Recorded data
* Start *
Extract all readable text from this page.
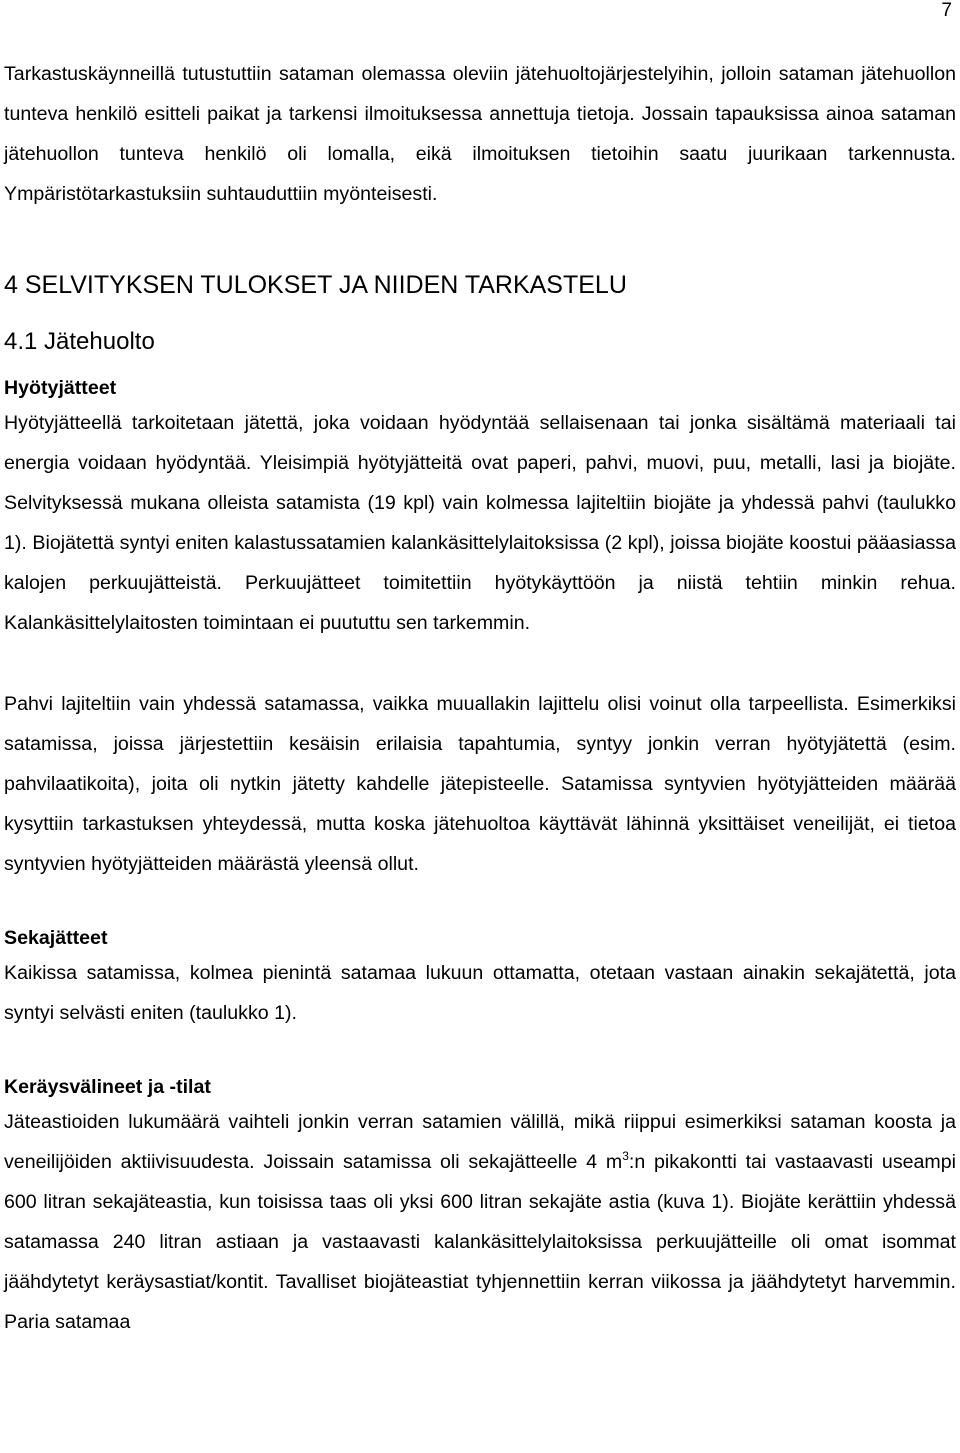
7

Tarkastuskäynneillä tutustuttiin sataman olemassa oleviin jätehuoltojärjestelyihin, jolloin sataman jätehuollon tunteva henkilö esitteli paikat ja tarkensi ilmoituksessa annettuja tietoja. Jossain tapauksissa ainoa sataman jätehuollon tunteva henkilö oli lomalla, eikä ilmoituksen tietoihin saatu juurikaan tarkennusta. Ympäristötarkastuksiin suhtauduttiin myönteisesti.

4 SELVITYKSEN TULOKSET JA NIIDEN TARKASTELU
4.1 Jätehuolto
Hyötyjätteet

Hyötyjätteellä tarkoitetaan jätettä, joka voidaan hyödyntää sellaisenaan tai jonka sisältämä materiaali tai energia voidaan hyödyntää. Yleisimpiä hyötyjätteitä ovat paperi, pahvi, muovi, puu, metalli, lasi ja biojäte. Selvityksessä mukana olleista satamista (19 kpl) vain kolmessa lajiteltiin biojäte ja yhdessä pahvi (taulukko 1). Biojätettä syntyi eniten kalastussatamien kalankäsittelylaitoksissa (2 kpl), joissa biojäte koostui pääasiassa kalojen perkuujätteistä. Perkuujätteet toimitettiin hyötykäyttöön ja niistä tehtiin minkin rehua. Kalankäsittelylaitosten toimintaan ei puututtu sen tarkemmin.

Pahvi lajiteltiin vain yhdessä satamassa, vaikka muuallakin lajittelu olisi voinut olla tarpeellista. Esimerkiksi satamissa, joissa järjestettiin kesäisin erilaisia tapahtumia, syntyy jonkin verran hyötyjätettä (esim. pahvilaatikoita), joita oli nytkin jätetty kahdelle jätepisteelle. Satamissa syntyvien hyötyjätteiden määrää kysyttiin tarkastuksen yhteydessä, mutta koska jätehuoltoa käyttävät lähinnä yksittäiset veneilijät, ei tietoa syntyvien hyötyjätteiden määrästä yleensä ollut.

Sekajätteet

Kaikissa satamissa, kolmea pienintä satamaa lukuun ottamatta, otetaan vastaan ainakin sekajätettä, jota syntyi selvästi eniten (taulukko 1).

Keräysvälineet ja -tilat

Jäteastioiden lukumäärä vaihteli jonkin verran satamien välillä, mikä riippui esimerkiksi sataman koosta ja veneilijöiden aktiivisuudesta. Joissain satamissa oli sekajätteelle 4 $m^3:n$ pikakontti tai vastaavasti useampi 600 litran sekajäteastia, kun toisissa taas oli yksi 600 litran sekajäte astia (kuva 1). Biojäte kerättiin yhdessä satamassa 240 litran astiaan ja vastaavasti kalankäsittelylaitoksissa perkuujätteille oli omat isommat jäähdytetyt keräysastiat/kontit. Tavalliset biojäteastiat tyhjennettiin kerran viikossa ja jäähdytetyt harvemmin. Paria satamaa
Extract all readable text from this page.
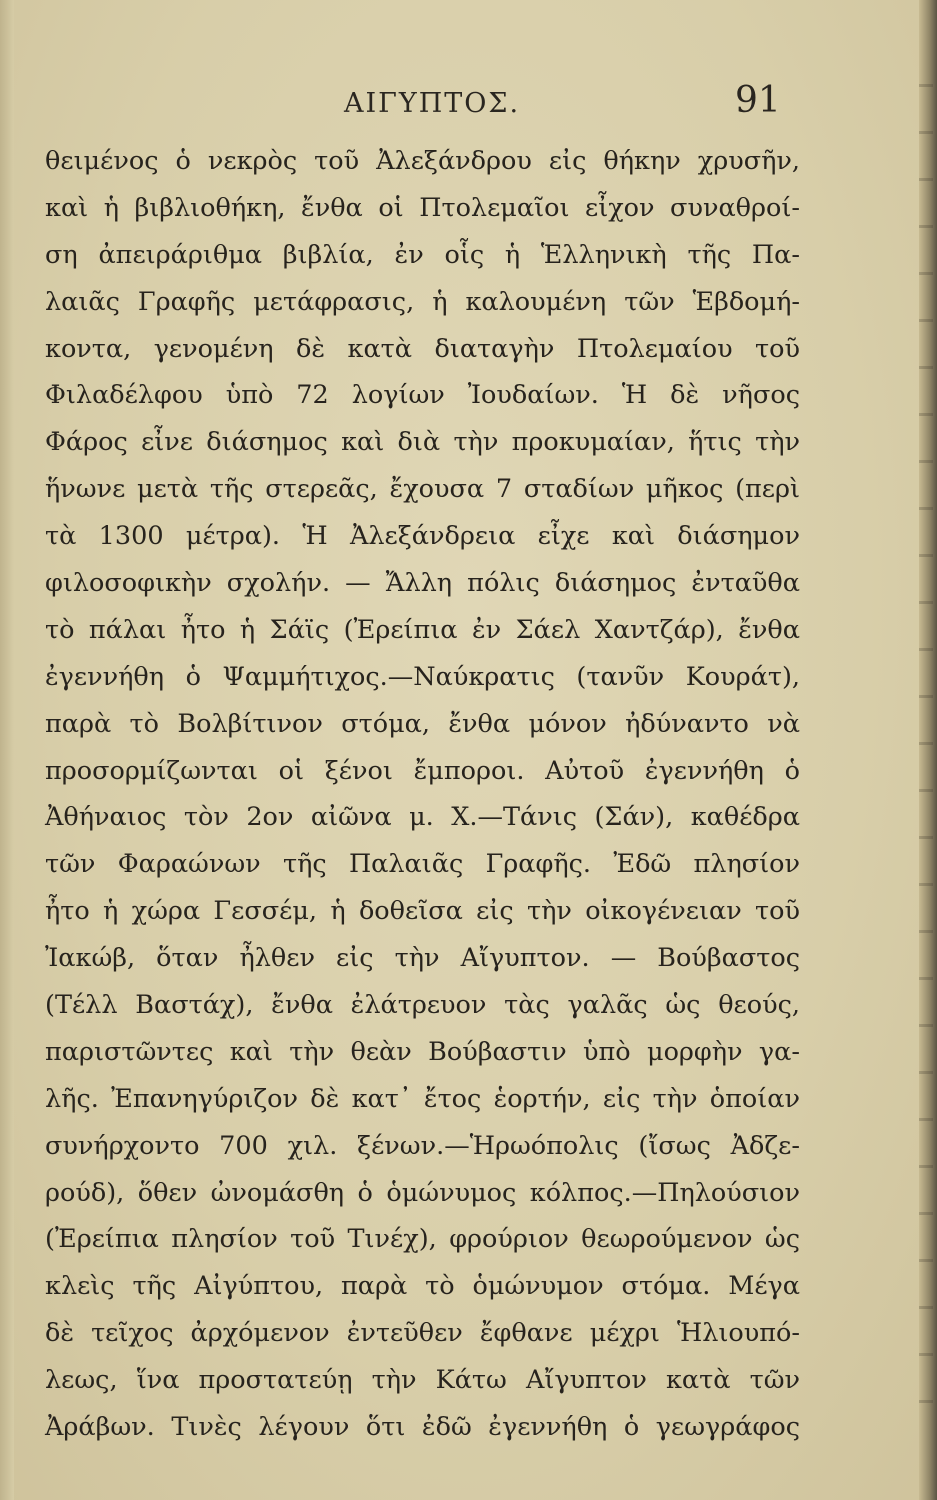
ΑΙΓΥΠΤΟΣ.	91
θειμένος ὁ νεκρὸς τοῦ Ἀλεξάνδρου εἰς θήκην χρυσῆν,
καὶ ἡ βιβλιοθήκη, ἔνθα οἱ Πτολεμαῖοι εἶχον συναθροί-
ση ἀπειράριθμα βιβλία, ἐν οἷς ἡ Ἑλληνικὴ τῆς Πα-
λαιᾶς Γραφῆς μετάφρασις, ἡ καλουμένη τῶν Ἑβδομή-
κοντα, γενομένη δὲ κατὰ διαταγὴν Πτολεμαίου τοῦ
Φιλαδέλφου ὑπὸ 72 λογίων Ἰουδαίων. Ἡ δὲ νῆσος
Φάρος εἶνε διάσημος καὶ διὰ τὴν προκυμαίαν, ἥτις τὴν
ἥνωνε μετὰ τῆς στερεᾶς, ἔχουσα 7 σταδίων μῆκος (περὶ
τὰ 1300 μέτρα). Ἡ Ἀλεξάνδρεια εἶχε καὶ διάσημον
φιλοσοφικὴν σχολήν. — Ἄλλη πόλις διάσημος ἐνταῦθα
τὸ πάλαι ἦτο ἡ Σάϊς (Ἐρείπια ἐν Σάελ Χαντζάρ), ἔνθα
ἐγεννήθη ὁ Ψαμμήτιχος.—Ναύκρατις (τανῦν Κουράτ),
παρὰ τὸ Βολβίτινον στόμα, ἔνθα μόνον ἠδύναντο νὰ
προσορμίζωνται οἱ ξένοι ἔμποροι. Αὐτοῦ ἐγεννήθη ὁ
Ἀθήναιος τὸν 2ον αἰῶνα μ. Χ.—Τάνις (Σάν), καθέδρα
τῶν Φαραώνων τῆς Παλαιᾶς Γραφῆς. Ἐδῶ πλησίον
ἦτο ἡ χώρα Γεσσέμ, ἡ δοθεῖσα εἰς τὴν οἰκογένειαν τοῦ
Ἰακώβ, ὅταν ἦλθεν εἰς τὴν Αἴγυπτον. — Βούβαστος
(Τέλλ Βαστάχ), ἔνθα ἐλάτρευον τὰς γαλᾶς ὡς θεούς,
παριστῶντες καὶ τὴν θεὰν Βούβαστιν ὑπὸ μορφὴν γα-
λῆς. Ἐπανηγύριζον δὲ κατ᾽ ἔτος ἑορτήν, εἰς τὴν ὁποίαν
συνήρχοντο 700 χιλ. ξένων.—Ἡρωόπολις (ἴσως Ἀδζε-
ρούδ), ὅθεν ὠνομάσθη ὁ ὁμώνυμος κόλπος.—Πηλούσιον
(Ἐρείπια πλησίον τοῦ Τινέχ), φρούριον θεωρούμενον ὡς
κλεὶς τῆς Αἰγύπτου, παρὰ τὸ ὁμώνυμον στόμα. Μέγα
δὲ τεῖχος ἀρχόμενον ἐντεῦθεν ἔφθανε μέχρι Ἡλιουπό-
λεως, ἵνα προστατεύῃ τὴν Κάτω Αἴγυπτον κατὰ τῶν
Ἀράβων. Τινὲς λέγουν ὅτι ἐδῶ ἐγεννήθη ὁ γεωγράφος
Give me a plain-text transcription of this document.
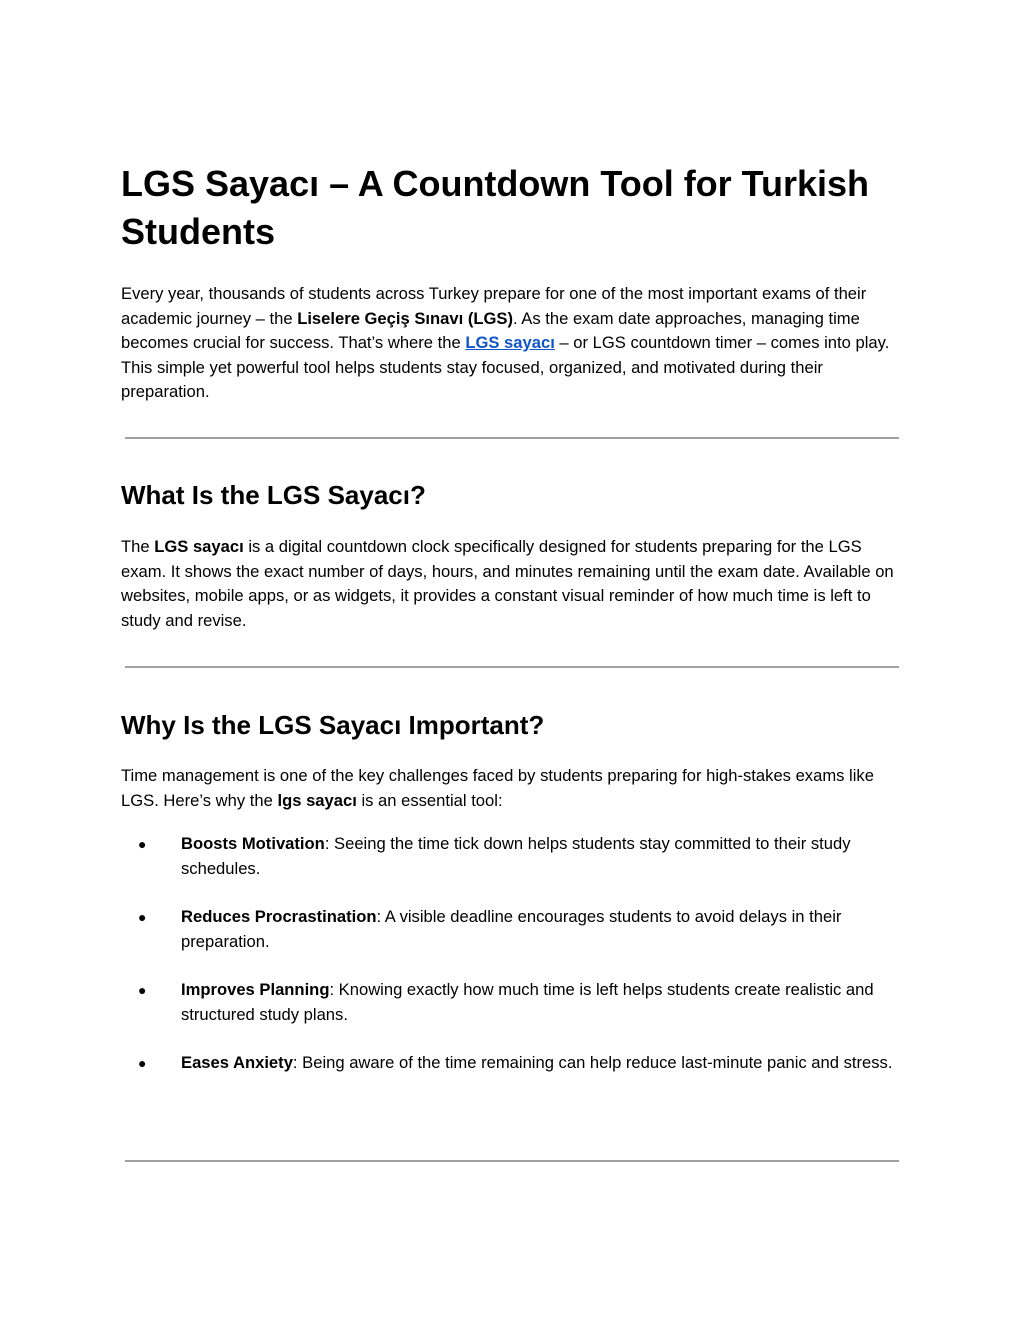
LGS Sayacı – A Countdown Tool for Turkish Students

Every year, thousands of students across Turkey prepare for one of the most important exams of their academic journey – the Liselere Geçiş Sınavı (LGS). As the exam date approaches, managing time becomes crucial for success. That’s where the LGS sayacı – or LGS countdown timer – comes into play. This simple yet powerful tool helps students stay focused, organized, and motivated during their preparation.

What Is the LGS Sayacı?

The LGS sayacı is a digital countdown clock specifically designed for students preparing for the LGS exam. It shows the exact number of days, hours, and minutes remaining until the exam date. Available on websites, mobile apps, or as widgets, it provides a constant visual reminder of how much time is left to study and revise.

Why Is the LGS Sayacı Important?

Time management is one of the key challenges faced by students preparing for high-stakes exams like LGS. Here’s why the lgs sayacı is an essential tool:

● Boosts Motivation: Seeing the time tick down helps students stay committed to their study schedules.
● Reduces Procrastination: A visible deadline encourages students to avoid delays in their preparation.
● Improves Planning: Knowing exactly how much time is left helps students create realistic and structured study plans.
● Eases Anxiety: Being aware of the time remaining can help reduce last-minute panic and stress.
* End *
Reproduce the whole listing word for word, setting aside any pictures.

| Exercise answer |
Extract all readable text from this page.
7

Tarkastuskäynneillä tutustuttiin sataman olemassa oleviin jätehuoltojärjestelyihin, jolloin sataman jätehuollon tunteva henkilö esitteli paikat ja tarkensi ilmoituksessa annettuja tietoja. Jossain tapauksissa ainoa sataman jätehuollon tunteva henkilö oli lomalla, eikä ilmoituksen tietoihin saatu juurikaan tarkennusta. Ympäristötarkastuksiin suhtauduttiin myönteisesti.

4 SELVITYKSEN TULOKSET JA NIIDEN TARKASTELU
4.1 Jätehuolto
Hyötyjätteet

Hyötyjätteellä tarkoitetaan jätettä, joka voidaan hyödyntää sellaisenaan tai jonka sisältämä materiaali tai energia voidaan hyödyntää. Yleisimpiä hyötyjätteitä ovat paperi, pahvi, muovi, puu, metalli, lasi ja biojäte. Selvityksessä mukana olleista satamista (19 kpl) vain kolmessa lajiteltiin biojäte ja yhdessä pahvi (taulukko 1). Biojätettä syntyi eniten kalastussatamien kalankäsittelylaitoksissa (2 kpl), joissa biojäte koostui pääasiassa kalojen perkuujätteistä. Perkuujätteet toimitettiin hyötykäyttöön ja niistä tehtiin minkin rehua. Kalankäsittelylaitosten toimintaan ei puututtu sen tarkemmin.

Pahvi lajiteltiin vain yhdessä satamassa, vaikka muuallakin lajittelu olisi voinut olla tarpeellista. Esimerkiksi satamissa, joissa järjestettiin kesäisin erilaisia tapahtumia, syntyy jonkin verran hyötyjätettä (esim. pahvilaatikoita), joita oli nytkin jätetty kahdelle jätepisteelle. Satamissa syntyvien hyötyjätteiden määrää kysyttiin tarkastuksen yhteydessä, mutta koska jätehuoltoa käyttävät lähinnä yksittäiset veneilijät, ei tietoa syntyvien hyötyjätteiden määrästä yleensä ollut.

Sekajätteet

Kaikissa satamissa, kolmea pienintä satamaa lukuun ottamatta, otetaan vastaan ainakin sekajätettä, jota syntyi selvästi eniten (taulukko 1).

Keräysvälineet ja -tilat

Jäteastioiden lukumäärä vaihteli jonkin verran satamien välillä, mikä riippui esimerkiksi sataman koosta ja veneilijöiden aktiivisuudesta. Joissain satamissa oli sekajätteelle 4 $m^3:n$ pikakontti tai vastaavasti useampi 600 litran sekajäteastia, kun toisissa taas oli yksi 600 litran sekajäte astia (kuva 1). Biojäte kerättiin yhdessä satamassa 240 litran astiaan ja vastaavasti kalankäsittelylaitoksissa perkuujätteille oli omat isommat jäähdytetyt keräysastiat/kontit. Tavalliset biojäteastiat tyhjennettiin kerran viikossa ja jäähdytetyt harvemmin. Paria satamaa
Extract all readable text from this page.
ΑΙΓΥΠΤΟΣ.	91
θειμένος ὁ νεκρὸς τοῦ Ἀλεξάνδρου εἰς θήκην χρυσῆν,
καὶ ἡ βιβλιοθήκη, ἔνθα οἱ Πτολεμαῖοι εἶχον συναθροί-
ση ἀπειράριθμα βιβλία, ἐν οἷς ἡ Ἑλληνικὴ τῆς Πα-
λαιᾶς Γραφῆς μετάφρασις, ἡ καλουμένη τῶν Ἑβδομή-
κοντα, γενομένη δὲ κατὰ διαταγὴν Πτολεμαίου τοῦ
Φιλαδέλφου ὑπὸ 72 λογίων Ἰουδαίων. Ἡ δὲ νῆσος
Φάρος εἶνε διάσημος καὶ διὰ τὴν προκυμαίαν, ἥτις τὴν
ἥνωνε μετὰ τῆς στερεᾶς, ἔχουσα 7 σταδίων μῆκος (περὶ
τὰ 1300 μέτρα). Ἡ Ἀλεξάνδρεια εἶχε καὶ διάσημον
φιλοσοφικὴν σχολήν. — Ἄλλη πόλις διάσημος ἐνταῦθα
τὸ πάλαι ἦτο ἡ Σάϊς (Ἐρείπια ἐν Σάελ Χαντζάρ), ἔνθα
ἐγεννήθη ὁ Ψαμμήτιχος.—Ναύκρατις (τανῦν Κουράτ),
παρὰ τὸ Βολβίτινον στόμα, ἔνθα μόνον ἠδύναντο νὰ
προσορμίζωνται οἱ ξένοι ἔμποροι. Αὐτοῦ ἐγεννήθη ὁ
Ἀθήναιος τὸν 2ον αἰῶνα μ. Χ.—Τάνις (Σάν), καθέδρα
τῶν Φαραώνων τῆς Παλαιᾶς Γραφῆς. Ἐδῶ πλησίον
ἦτο ἡ χώρα Γεσσέμ, ἡ δοθεῖσα εἰς τὴν οἰκογένειαν τοῦ
Ἰακώβ, ὅταν ἦλθεν εἰς τὴν Αἴγυπτον. — Βούβαστος
(Τέλλ Βαστάχ), ἔνθα ἐλάτρευον τὰς γαλᾶς ὡς θεούς,
παριστῶντες καὶ τὴν θεὰν Βούβαστιν ὑπὸ μορφὴν γα-
λῆς. Ἐπανηγύριζον δὲ κατ᾽ ἔτος ἑορτήν, εἰς τὴν ὁποίαν
συνήρχοντο 700 χιλ. ξένων.—Ἡρωόπολις (ἴσως Ἀδζε-
ρούδ), ὅθεν ὠνομάσθη ὁ ὁμώνυμος κόλπος.—Πηλούσιον
(Ἐρείπια πλησίον τοῦ Τινέχ), φρούριον θεωρούμενον ὡς
κλεὶς τῆς Αἰγύπτου, παρὰ τὸ ὁμώνυμον στόμα. Μέγα
δὲ τεῖχος ἀρχόμενον ἐντεῦθεν ἔφθανε μέχρι Ἡλιουπό-
λεως, ἵνα προστατεύῃ τὴν Κάτω Αἴγυπτον κατὰ τῶν
Ἀράβων. Τινὲς λέγουν ὅτι ἐδῶ ἐγεννήθη ὁ γεωγράφος
Give me a plain-text transcription of this document.
LGS Sayacı – A Countdown Tool for Turkish Students

Every year, thousands of students across Turkey prepare for one of the most important exams of their academic journey – the Liselere Geçiş Sınavı (LGS). As the exam date approaches, managing time becomes crucial for success. That’s where the LGS sayacı – or LGS countdown timer – comes into play. This simple yet powerful tool helps students stay focused, organized, and motivated during their preparation.

What Is the LGS Sayacı?

The LGS sayacı is a digital countdown clock specifically designed for students preparing for the LGS exam. It shows the exact number of days, hours, and minutes remaining until the exam date. Available on websites, mobile apps, or as widgets, it provides a constant visual reminder of how much time is left to study and revise.

Why Is the LGS Sayacı Important?

Time management is one of the key challenges faced by students preparing for high-stakes exams like LGS. Here’s why the lgs sayacı is an essential tool:

● Boosts Motivation: Seeing the time tick down helps students stay committed to their study schedules.
● Reduces Procrastination: A visible deadline encourages students to avoid delays in their preparation.
● Improves Planning: Knowing exactly how much time is left helps students create realistic and structured study plans.
● Eases Anxiety: Being aware of the time remaining can help reduce last-minute panic and stress.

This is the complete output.